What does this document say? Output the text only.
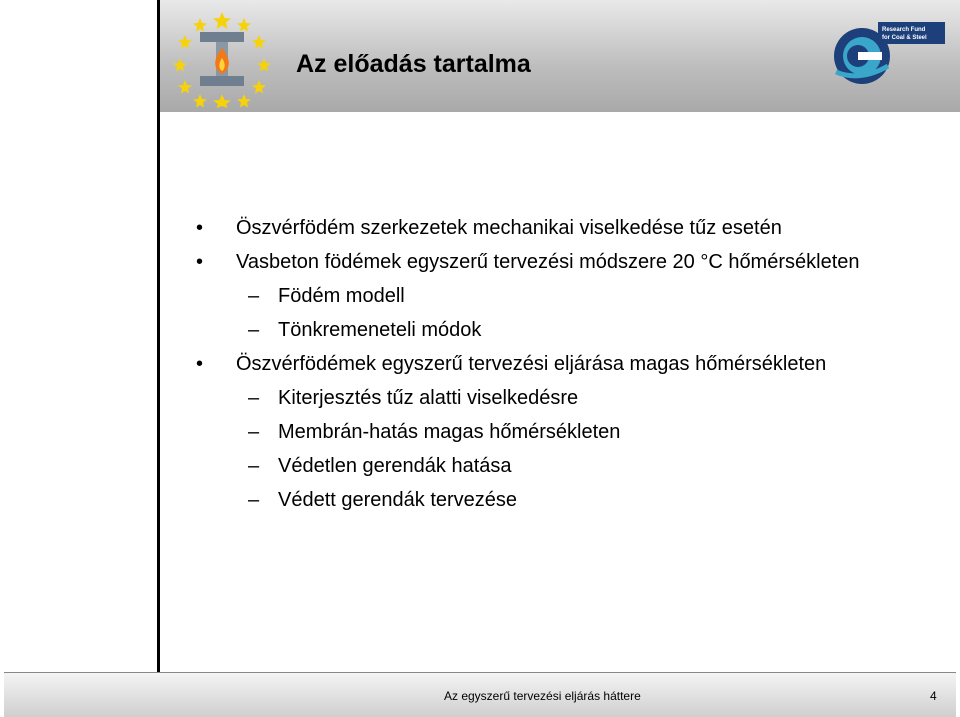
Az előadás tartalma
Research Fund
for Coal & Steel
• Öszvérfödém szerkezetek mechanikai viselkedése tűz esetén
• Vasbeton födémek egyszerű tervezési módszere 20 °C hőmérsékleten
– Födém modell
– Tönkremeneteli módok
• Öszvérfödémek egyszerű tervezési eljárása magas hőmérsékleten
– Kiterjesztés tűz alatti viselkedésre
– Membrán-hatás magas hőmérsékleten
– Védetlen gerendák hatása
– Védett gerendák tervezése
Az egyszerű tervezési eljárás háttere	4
- - -
■ **Problem requirements**: Above are the entries; count how many of their lines contain the word "hőmérsékleten" and give only that number.

■ **Output of the task**: 3